--- Start ---

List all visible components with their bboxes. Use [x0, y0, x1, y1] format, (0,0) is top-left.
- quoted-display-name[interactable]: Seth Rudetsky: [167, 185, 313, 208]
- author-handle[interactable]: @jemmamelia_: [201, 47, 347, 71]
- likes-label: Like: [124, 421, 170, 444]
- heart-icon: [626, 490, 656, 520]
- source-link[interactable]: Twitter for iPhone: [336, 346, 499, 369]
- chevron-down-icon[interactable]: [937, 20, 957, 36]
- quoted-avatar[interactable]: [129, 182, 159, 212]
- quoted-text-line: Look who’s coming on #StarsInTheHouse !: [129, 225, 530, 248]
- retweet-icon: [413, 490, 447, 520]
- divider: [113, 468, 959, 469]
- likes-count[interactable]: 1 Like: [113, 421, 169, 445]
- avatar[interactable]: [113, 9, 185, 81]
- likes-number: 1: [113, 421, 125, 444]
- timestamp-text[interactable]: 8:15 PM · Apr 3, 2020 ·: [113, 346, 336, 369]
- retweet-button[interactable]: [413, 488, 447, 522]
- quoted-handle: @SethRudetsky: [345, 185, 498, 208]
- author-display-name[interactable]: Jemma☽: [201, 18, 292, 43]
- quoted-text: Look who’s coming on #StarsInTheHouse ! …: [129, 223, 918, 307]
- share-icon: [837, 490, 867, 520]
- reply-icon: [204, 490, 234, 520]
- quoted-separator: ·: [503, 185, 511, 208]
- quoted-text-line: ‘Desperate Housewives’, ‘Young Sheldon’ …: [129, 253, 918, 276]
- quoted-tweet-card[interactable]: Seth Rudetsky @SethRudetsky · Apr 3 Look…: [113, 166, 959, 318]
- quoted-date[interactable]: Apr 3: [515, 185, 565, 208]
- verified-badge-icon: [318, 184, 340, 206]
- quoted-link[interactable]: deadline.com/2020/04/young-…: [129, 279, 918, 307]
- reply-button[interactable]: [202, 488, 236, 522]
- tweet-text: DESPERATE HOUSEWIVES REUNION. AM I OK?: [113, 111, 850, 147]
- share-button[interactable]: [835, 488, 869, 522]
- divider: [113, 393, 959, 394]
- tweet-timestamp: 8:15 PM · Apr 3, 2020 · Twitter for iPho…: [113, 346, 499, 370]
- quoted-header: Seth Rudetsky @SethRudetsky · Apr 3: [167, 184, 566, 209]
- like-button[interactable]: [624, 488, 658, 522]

--- End ---

[Exercise objective]
Copy the rows word for word, from the first line through the line containing "- source-link[interactable]: Twitter", inclusive.

[Worked solution]
List all visible components with their bboxes. Use [x0, y0, x1, y1] format, (0,0) is top-left.
- quoted-display-name[interactable]: Seth Rudetsky: [167, 185, 313, 208]
- author-handle[interactable]: @jemmamelia_: [201, 47, 347, 71]
- likes-label: Like: [124, 421, 170, 444]
- heart-icon: [626, 490, 656, 520]
- source-link[interactable]: Twitter for iPhone: [336, 346, 499, 369]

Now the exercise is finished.